- TASK PROMPT
Count each line below that has "partial" anywhere in it. Answer with the total alone.
____
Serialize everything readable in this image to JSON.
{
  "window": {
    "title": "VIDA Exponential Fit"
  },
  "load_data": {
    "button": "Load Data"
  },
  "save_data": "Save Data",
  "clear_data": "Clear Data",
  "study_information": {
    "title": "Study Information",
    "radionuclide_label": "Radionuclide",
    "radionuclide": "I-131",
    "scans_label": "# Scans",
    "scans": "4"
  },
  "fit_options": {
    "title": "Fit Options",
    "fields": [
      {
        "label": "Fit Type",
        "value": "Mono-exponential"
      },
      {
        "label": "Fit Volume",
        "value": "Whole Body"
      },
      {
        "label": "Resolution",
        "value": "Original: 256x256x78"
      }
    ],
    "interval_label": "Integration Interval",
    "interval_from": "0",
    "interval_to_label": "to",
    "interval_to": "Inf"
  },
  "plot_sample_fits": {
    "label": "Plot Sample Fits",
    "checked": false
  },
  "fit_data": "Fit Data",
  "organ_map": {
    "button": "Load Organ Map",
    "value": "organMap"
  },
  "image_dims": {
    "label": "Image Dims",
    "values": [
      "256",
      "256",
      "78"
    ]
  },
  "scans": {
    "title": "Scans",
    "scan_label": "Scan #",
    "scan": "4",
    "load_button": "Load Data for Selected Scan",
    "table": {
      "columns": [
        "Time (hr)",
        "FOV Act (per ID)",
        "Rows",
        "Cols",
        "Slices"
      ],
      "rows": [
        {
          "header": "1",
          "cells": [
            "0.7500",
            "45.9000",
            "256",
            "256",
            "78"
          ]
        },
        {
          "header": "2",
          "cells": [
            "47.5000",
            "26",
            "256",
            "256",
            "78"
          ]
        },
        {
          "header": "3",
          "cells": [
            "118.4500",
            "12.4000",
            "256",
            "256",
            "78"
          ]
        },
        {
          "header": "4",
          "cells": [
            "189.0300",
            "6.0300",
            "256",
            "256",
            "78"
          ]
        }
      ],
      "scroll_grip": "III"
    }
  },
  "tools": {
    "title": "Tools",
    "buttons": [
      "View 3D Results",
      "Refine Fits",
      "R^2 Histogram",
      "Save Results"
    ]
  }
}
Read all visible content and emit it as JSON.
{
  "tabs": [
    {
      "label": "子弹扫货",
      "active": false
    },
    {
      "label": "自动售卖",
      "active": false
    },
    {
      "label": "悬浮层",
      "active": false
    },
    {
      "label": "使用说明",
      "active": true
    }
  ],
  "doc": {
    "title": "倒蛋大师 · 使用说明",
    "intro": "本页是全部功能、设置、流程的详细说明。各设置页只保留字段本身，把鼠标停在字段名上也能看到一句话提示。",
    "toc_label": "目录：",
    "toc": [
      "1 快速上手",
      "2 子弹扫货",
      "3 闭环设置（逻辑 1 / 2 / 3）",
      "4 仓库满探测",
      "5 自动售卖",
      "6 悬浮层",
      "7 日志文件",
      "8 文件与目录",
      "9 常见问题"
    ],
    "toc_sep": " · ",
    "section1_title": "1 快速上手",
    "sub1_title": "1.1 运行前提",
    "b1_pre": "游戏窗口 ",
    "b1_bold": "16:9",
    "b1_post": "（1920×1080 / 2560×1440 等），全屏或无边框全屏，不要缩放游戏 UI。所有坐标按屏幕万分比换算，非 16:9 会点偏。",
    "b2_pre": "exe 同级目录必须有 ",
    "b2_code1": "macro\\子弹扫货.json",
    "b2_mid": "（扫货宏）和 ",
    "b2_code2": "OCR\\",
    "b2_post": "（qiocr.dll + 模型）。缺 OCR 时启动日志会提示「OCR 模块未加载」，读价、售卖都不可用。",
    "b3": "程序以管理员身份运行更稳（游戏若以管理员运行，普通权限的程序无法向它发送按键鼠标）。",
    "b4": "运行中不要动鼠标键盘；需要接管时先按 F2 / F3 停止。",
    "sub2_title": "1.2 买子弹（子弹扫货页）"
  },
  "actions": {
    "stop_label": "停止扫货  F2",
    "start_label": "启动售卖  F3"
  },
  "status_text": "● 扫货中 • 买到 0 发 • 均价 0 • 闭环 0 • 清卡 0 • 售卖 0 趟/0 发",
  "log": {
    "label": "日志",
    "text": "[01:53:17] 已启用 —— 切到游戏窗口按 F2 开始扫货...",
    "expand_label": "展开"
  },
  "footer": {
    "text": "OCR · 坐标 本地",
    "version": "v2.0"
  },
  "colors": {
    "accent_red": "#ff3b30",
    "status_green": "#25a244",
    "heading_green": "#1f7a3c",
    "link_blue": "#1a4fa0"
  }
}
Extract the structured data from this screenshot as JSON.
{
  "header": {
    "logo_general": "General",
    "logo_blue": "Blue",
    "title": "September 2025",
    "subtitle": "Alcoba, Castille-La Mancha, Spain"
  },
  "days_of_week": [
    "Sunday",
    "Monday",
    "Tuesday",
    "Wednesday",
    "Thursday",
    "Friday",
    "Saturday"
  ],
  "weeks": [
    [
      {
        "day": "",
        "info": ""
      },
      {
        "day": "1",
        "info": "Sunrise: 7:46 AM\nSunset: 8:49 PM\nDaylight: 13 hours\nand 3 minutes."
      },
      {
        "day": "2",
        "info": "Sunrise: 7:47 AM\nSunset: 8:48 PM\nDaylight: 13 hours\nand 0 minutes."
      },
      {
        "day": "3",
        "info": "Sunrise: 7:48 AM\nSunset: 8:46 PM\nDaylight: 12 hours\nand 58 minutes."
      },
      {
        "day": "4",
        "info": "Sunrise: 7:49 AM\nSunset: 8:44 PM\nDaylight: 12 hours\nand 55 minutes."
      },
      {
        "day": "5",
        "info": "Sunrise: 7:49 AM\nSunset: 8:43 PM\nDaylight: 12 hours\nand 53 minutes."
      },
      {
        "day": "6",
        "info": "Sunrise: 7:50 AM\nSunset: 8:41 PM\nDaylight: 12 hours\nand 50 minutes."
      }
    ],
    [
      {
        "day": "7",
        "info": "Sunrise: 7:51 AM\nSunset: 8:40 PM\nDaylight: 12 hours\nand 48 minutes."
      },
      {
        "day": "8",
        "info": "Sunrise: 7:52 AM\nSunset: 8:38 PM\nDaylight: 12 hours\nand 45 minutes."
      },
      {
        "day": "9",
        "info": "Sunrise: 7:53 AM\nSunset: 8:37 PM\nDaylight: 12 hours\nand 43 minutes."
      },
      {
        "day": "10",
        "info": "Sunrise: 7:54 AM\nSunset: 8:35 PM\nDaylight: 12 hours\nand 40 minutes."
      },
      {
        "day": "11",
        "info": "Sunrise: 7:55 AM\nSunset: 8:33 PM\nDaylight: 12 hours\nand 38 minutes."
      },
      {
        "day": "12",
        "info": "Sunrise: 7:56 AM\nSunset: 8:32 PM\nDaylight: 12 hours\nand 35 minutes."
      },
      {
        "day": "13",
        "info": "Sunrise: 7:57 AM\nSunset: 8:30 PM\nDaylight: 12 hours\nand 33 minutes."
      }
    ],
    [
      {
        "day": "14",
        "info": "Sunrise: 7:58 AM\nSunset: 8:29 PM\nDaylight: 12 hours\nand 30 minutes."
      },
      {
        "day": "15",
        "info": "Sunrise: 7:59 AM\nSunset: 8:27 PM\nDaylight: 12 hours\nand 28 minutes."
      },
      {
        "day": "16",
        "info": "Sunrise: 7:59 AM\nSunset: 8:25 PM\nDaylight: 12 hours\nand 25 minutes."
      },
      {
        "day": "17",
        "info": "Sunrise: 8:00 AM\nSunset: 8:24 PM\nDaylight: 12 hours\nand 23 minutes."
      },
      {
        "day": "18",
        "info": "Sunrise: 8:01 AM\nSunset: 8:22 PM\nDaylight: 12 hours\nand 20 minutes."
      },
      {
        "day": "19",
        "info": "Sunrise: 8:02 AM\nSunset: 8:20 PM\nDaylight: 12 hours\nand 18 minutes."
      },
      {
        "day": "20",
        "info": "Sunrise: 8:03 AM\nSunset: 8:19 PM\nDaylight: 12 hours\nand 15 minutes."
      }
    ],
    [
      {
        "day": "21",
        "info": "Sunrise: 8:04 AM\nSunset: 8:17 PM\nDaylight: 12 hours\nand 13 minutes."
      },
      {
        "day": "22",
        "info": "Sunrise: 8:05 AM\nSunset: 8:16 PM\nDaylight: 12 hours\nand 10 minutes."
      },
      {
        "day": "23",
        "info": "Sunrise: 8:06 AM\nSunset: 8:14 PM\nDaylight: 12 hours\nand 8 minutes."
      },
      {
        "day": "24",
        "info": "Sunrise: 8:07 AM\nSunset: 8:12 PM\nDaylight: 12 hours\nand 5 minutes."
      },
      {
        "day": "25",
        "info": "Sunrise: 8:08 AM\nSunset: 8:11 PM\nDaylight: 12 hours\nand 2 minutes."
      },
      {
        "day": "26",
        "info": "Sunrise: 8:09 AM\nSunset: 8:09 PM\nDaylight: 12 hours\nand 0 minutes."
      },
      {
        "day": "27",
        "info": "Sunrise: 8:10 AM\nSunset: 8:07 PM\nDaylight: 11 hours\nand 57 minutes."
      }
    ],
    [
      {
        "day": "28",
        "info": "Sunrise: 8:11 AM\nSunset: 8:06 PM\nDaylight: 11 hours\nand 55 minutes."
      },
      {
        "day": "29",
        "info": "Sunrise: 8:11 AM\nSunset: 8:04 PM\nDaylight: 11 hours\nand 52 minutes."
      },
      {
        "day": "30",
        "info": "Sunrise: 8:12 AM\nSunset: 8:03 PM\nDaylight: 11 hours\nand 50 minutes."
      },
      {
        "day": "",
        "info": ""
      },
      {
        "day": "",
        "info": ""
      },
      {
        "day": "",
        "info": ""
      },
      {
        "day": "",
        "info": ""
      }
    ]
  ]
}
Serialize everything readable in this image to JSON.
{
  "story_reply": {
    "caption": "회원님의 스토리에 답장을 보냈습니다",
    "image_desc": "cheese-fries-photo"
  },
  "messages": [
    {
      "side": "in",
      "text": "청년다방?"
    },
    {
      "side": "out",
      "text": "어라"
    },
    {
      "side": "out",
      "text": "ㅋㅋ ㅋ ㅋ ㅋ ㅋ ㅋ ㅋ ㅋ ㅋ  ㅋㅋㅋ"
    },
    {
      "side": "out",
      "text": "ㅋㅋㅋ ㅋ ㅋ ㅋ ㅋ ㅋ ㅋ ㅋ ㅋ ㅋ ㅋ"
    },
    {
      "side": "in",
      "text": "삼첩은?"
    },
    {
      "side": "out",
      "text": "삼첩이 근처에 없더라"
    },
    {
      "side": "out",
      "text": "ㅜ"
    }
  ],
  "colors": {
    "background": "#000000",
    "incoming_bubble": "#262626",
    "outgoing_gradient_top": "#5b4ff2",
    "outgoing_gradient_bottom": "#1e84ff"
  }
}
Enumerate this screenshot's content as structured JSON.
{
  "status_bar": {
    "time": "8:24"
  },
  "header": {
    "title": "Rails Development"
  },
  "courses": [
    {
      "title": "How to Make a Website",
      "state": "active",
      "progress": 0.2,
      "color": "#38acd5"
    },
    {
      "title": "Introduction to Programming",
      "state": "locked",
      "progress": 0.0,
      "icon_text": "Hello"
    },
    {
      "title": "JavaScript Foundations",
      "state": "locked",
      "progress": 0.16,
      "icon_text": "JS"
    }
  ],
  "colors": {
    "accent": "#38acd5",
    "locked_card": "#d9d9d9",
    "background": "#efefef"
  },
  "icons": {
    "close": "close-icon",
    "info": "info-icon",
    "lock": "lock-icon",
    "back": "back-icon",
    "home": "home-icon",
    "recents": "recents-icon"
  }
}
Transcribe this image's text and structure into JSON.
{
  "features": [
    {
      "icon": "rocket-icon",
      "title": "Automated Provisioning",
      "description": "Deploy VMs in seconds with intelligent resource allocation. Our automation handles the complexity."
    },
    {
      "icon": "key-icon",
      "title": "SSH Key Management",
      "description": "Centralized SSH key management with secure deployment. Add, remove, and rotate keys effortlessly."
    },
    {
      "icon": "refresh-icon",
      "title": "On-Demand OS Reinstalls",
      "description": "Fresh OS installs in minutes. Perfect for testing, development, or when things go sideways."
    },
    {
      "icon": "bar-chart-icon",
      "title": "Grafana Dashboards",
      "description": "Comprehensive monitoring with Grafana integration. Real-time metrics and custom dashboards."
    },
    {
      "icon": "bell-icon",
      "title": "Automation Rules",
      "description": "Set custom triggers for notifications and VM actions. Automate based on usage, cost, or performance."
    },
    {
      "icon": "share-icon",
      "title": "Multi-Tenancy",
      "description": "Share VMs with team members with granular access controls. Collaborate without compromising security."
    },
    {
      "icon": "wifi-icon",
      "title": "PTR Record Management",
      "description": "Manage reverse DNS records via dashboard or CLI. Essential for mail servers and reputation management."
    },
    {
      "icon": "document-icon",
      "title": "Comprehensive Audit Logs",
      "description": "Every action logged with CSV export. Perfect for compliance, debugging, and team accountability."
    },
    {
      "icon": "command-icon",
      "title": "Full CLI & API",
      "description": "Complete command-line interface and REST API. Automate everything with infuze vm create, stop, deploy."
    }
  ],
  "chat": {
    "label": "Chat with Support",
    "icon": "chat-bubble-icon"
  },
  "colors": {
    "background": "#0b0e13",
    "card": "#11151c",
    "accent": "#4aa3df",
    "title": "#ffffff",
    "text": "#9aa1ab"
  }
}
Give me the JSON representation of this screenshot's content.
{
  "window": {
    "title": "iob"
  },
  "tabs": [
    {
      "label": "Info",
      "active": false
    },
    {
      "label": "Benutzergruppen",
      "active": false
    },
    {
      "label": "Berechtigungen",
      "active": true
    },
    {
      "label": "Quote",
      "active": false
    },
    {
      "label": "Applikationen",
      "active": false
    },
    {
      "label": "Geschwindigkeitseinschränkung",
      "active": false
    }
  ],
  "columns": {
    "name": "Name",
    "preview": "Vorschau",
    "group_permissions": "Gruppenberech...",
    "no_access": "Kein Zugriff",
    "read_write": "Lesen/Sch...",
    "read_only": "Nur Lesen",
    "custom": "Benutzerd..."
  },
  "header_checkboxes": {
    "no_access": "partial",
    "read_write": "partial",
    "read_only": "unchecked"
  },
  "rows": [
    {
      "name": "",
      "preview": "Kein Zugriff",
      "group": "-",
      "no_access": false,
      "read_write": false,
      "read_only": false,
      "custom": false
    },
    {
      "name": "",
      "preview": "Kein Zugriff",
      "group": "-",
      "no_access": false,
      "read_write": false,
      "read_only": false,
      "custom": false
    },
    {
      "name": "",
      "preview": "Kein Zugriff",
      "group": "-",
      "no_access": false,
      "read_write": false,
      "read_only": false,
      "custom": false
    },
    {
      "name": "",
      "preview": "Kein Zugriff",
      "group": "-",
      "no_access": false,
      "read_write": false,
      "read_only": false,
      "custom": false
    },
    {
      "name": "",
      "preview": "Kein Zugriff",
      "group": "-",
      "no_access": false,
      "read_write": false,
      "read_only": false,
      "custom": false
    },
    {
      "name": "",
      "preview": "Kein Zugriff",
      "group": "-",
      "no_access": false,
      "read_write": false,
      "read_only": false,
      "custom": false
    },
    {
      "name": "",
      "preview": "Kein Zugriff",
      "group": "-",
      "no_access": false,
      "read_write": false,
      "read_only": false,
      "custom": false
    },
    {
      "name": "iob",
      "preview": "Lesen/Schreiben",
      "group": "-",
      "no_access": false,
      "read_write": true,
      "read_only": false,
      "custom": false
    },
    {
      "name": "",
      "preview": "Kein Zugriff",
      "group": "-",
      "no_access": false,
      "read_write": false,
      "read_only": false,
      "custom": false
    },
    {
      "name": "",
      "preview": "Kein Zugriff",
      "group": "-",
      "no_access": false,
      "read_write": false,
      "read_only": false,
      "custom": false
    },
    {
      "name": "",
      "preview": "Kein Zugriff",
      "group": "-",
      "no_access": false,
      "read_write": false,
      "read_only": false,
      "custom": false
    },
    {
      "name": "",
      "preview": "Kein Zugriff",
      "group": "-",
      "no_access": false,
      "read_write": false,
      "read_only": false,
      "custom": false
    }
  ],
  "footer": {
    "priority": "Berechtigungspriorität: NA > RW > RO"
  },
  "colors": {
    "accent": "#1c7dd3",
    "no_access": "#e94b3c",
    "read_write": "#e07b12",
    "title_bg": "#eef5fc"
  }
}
____
- RESULT
2